• **SOURCE DOCUMENT**
>>

July 20—Attempt on Hitler’s life fails. U.S. 15th A.F. destroys 950 jet aircraft in Friedrichshafen.

July 21—U.S. 3rd Marine Division and First Brigade invade the rocky island of Guam; at night a fierce Banzai charge counterattacks U.S. forces and is repelled.

July 22—Ploesti bombed by U.S. 15th A.F., of 495 aircraft 24 are lost. 76 Lightnings and 58 Mustangs of 15th A.F. succeed in shuttle mission to USSR, destroying 56 enemy aircraft in Rumania.

July 25—American offensive operation “Cobra” takes troops out from the confining sector of Normandy. As of date, 12 U.S. 9th A.F. groups are on French soil. Reminiscent of Saipan, fierce Banzai charge against Marines on Guam, in the night--an estimated 3,500 Japanese were killed. U.S. Marines from the 2nd and 4th Marine Divisions invade Tinian Island; the U.S. lost 394 killed and 1,961 wounded; the Japanese lost over eight thousand when it was finally secured a week later. Some 9,000 Japanese civilians chose to surrender. Remember that in regards the Pacific, due to the international dateline, the actual Pacific event was the date earlier. ie while, for example, Operation Cobra took place on July 25, Tinian was already invaded, on July 24 European time.

July 26—U.S. 15th A.F. fighters leave Soviet Union destroying 20 enemy aircraft over Bucharest. Nisei Americans of U.S. 5th Army make contact with German units between Suvereto and Campiglia.

July 27—A fierce typhoon whips into the Mariana islands.

July 28—U.S. 8th A.F. conducts a highly successful pinpoint attack on oil target at Merseburg-Leuna. First objective in “Cobra” attained as Coutances, France liberated. First time U.S. pilots encounter German rockets.

July 30—Avranches, France, is liberated by U.S. 1st Army. U.S. troops take Sansapor Island.

July 31—Approximately 10,000 lend-lease (U.S. built) aircraft have been sent to USSR since October of 1941.

<<

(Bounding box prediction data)

>>

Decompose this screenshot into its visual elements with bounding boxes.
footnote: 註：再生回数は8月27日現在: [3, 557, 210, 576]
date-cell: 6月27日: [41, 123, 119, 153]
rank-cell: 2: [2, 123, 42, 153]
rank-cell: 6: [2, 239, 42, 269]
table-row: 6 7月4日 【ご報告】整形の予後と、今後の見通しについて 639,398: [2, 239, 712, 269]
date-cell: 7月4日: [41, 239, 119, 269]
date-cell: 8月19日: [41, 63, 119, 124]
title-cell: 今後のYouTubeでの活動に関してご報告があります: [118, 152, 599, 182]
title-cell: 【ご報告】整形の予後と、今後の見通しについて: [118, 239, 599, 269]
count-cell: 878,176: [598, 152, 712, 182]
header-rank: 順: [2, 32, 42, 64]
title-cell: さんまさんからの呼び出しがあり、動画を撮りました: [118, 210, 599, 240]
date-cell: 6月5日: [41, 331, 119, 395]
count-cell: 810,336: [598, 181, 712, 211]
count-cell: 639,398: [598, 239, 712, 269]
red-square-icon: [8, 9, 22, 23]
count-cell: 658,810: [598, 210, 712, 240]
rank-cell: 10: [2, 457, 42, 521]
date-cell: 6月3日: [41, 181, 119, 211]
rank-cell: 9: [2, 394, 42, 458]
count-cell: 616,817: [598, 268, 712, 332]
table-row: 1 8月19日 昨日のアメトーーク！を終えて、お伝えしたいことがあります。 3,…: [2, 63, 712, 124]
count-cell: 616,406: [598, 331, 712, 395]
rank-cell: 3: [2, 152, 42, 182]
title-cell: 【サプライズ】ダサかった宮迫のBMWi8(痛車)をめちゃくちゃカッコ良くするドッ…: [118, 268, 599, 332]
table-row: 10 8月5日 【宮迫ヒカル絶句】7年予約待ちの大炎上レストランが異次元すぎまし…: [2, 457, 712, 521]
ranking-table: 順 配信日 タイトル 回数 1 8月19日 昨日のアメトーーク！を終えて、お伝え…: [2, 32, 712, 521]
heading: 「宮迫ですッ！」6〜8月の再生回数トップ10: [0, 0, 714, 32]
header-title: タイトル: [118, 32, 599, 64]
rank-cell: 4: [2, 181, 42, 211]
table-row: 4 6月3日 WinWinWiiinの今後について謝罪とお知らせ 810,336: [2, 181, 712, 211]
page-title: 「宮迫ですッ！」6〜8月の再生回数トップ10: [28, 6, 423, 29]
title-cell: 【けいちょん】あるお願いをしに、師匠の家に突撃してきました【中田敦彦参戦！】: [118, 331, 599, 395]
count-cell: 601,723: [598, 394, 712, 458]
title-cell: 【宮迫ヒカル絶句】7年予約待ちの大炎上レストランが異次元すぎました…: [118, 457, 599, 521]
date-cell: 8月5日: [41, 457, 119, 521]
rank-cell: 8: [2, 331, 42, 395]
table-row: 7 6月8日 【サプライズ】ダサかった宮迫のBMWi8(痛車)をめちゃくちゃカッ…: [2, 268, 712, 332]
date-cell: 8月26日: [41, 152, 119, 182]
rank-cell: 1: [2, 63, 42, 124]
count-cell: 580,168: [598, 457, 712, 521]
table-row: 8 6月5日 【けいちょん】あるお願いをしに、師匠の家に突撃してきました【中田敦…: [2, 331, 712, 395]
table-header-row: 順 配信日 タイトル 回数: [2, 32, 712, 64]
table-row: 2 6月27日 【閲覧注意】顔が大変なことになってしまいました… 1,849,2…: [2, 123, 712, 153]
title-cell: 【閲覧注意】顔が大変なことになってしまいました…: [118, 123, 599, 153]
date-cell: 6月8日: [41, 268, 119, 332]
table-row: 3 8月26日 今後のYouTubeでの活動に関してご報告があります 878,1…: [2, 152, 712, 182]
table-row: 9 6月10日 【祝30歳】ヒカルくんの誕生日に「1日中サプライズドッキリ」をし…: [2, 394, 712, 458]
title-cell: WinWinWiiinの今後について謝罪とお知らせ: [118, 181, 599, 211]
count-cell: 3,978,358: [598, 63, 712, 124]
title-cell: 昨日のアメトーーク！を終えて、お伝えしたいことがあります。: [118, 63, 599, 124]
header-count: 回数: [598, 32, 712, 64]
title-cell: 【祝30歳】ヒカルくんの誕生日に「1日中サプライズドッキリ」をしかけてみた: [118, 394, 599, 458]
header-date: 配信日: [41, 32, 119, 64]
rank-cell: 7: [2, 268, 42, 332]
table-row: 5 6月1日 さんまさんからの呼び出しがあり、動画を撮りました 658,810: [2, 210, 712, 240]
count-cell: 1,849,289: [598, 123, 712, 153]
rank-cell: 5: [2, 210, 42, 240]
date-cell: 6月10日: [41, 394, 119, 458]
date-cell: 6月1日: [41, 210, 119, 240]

<<

• **ACTIVITY A**
Answer these questions from the July war chronology:
(i) Of the 495 aircraft the U.S. 15th A.F. sent to bomb Ploesti, how many were lost?
(ii) Which U.S. unit liberated Avranches, France?
(iii) About how many lend-lease aircraft had been sent to the USSR since October of 1941?
• **ACTIVITY B**
Reproduce the July war chronology word for word, from "July 22—Ploesti bombed" down to "aircraft in Rumania.".
The records have no connection to the text.

• **SOLUTION A**
(i) 24
(ii) The U.S. 1st Army
(iii) Approximately 10,000

• **SOLUTION B**
July 22—Ploesti bombed by U.S. 15th A.F., of 495 aircraft 24 are lost. 76 Lightnings and 58 Mustangs of 15th A.F. succeed in shuttle mission to USSR, destroying 56 enemy aircraft in Rumania.